_GIVEN PROBLEM:_
Write out the whole of the material exactly.

_PROVIDED RECORDS:_
☆ ☆ ☆

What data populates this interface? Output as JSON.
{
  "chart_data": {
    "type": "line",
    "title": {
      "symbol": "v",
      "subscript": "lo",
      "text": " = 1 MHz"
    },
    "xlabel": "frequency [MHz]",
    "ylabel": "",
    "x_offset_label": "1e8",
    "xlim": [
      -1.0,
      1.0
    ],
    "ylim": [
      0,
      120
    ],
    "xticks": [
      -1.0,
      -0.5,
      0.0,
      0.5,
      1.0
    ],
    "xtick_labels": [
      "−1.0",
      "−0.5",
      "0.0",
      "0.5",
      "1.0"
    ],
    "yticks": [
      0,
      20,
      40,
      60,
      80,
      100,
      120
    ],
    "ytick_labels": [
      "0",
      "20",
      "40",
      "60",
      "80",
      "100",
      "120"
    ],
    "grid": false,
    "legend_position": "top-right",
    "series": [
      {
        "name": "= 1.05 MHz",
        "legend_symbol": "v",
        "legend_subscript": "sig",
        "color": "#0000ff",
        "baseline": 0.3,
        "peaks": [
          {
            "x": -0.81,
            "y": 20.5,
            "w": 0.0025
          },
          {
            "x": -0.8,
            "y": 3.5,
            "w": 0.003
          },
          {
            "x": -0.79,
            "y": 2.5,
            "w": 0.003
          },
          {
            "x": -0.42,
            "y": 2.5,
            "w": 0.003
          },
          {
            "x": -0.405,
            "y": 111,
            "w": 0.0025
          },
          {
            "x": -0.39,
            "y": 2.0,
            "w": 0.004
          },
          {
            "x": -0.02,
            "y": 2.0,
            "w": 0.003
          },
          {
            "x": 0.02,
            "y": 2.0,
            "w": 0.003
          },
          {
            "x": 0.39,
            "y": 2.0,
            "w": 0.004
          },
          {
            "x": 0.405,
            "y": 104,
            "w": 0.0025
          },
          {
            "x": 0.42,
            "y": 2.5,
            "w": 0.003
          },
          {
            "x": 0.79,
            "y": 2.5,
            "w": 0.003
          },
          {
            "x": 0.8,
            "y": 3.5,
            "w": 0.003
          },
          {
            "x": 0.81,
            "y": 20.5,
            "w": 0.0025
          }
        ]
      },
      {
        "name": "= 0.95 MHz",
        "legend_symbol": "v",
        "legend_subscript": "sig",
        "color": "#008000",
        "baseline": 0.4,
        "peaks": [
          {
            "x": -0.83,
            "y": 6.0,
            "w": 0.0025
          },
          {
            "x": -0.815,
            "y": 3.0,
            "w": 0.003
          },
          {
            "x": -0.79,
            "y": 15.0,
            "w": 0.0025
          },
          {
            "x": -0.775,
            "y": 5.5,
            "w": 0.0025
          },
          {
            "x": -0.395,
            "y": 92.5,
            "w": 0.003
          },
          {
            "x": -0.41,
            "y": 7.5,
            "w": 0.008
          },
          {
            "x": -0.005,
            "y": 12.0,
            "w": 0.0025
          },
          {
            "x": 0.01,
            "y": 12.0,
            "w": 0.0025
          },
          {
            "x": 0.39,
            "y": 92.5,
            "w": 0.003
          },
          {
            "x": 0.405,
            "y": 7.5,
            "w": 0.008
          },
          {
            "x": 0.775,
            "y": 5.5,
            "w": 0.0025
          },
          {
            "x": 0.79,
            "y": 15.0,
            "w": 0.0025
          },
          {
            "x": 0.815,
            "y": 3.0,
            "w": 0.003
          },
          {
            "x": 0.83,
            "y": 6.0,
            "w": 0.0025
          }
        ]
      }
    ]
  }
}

☆ ☆ ☆

_RESPONSE:_
What data populates this interface? Output as JSON.
{
  "chart_data": {
    "type": "line",
    "title": {
      "symbol": "v",
      "subscript": "lo",
      "text": " = 1 MHz"
    },
    "xlabel": "frequency [MHz]",
    "ylabel": "",
    "x_offset_label": "1e8",
    "xlim": [
      -1.0,
      1.0
    ],
    "ylim": [
      0,
      120
    ],
    "xticks": [
      -1.0,
      -0.5,
      0.0,
      0.5,
      1.0
    ],
    "xtick_labels": [
      "−1.0",
      "−0.5",
      "0.0",
      "0.5",
      "1.0"
    ],
    "yticks": [
      0,
      20,
      40,
      60,
      80,
      100,
      120
    ],
    "ytick_labels": [
      "0",
      "20",
      "40",
      "60",
      "80",
      "100",
      "120"
    ],
    "grid": false,
    "legend_position": "top-right",
    "series": [
      {
        "name": "= 1.05 MHz",
        "legend_symbol": "v",
        "legend_subscript": "sig",
        "color": "#0000ff",
        "baseline": 0.3,
        "peaks": [
          {
            "x": -0.81,
            "y": 20.5,
            "w": 0.0025
          },
          {
            "x": -0.8,
            "y": 3.5,
            "w": 0.003
          },
          {
            "x": -0.79,
            "y": 2.5,
            "w": 0.003
          },
          {
            "x": -0.42,
            "y": 2.5,
            "w": 0.003
          },
          {
            "x": -0.405,
            "y": 111,
            "w": 0.0025
          },
          {
            "x": -0.39,
            "y": 2.0,
            "w": 0.004
          },
          {
            "x": -0.02,
            "y": 2.0,
            "w": 0.003
          },
          {
            "x": 0.02,
            "y": 2.0,
            "w": 0.003
          },
          {
            "x": 0.39,
            "y": 2.0,
            "w": 0.004
          },
          {
            "x": 0.405,
            "y": 104,
            "w": 0.0025
          },
          {
            "x": 0.42,
            "y": 2.5,
            "w": 0.003
          },
          {
            "x": 0.79,
            "y": 2.5,
            "w": 0.003
          },
          {
            "x": 0.8,
            "y": 3.5,
            "w": 0.003
          },
          {
            "x": 0.81,
            "y": 20.5,
            "w": 0.0025
          }
        ]
      },
      {
        "name": "= 0.95 MHz",
        "legend_symbol": "v",
        "legend_subscript": "sig",
        "color": "#008000",
        "baseline": 0.4,
        "peaks": [
          {
            "x": -0.83,
            "y": 6.0,
            "w": 0.0025
          },
          {
            "x": -0.815,
            "y": 3.0,
            "w": 0.003
          },
          {
            "x": -0.79,
            "y": 15.0,
            "w": 0.0025
          },
          {
            "x": -0.775,
            "y": 5.5,
            "w": 0.0025
          },
          {
            "x": -0.395,
            "y": 92.5,
            "w": 0.003
          },
          {
            "x": -0.41,
            "y": 7.5,
            "w": 0.008
          },
          {
            "x": -0.005,
            "y": 12.0,
            "w": 0.0025
          },
          {
            "x": 0.01,
            "y": 12.0,
            "w": 0.0025
          },
          {
            "x": 0.39,
            "y": 92.5,
            "w": 0.003
          },
          {
            "x": 0.405,
            "y": 7.5,
            "w": 0.008
          },
          {
            "x": 0.775,
            "y": 5.5,
            "w": 0.0025
          },
          {
            "x": 0.79,
            "y": 15.0,
            "w": 0.0025
          },
          {
            "x": 0.815,
            "y": 3.0,
            "w": 0.003
          },
          {
            "x": 0.83,
            "y": 6.0,
            "w": 0.0025
          }
        ]
      }
    ]
  }
}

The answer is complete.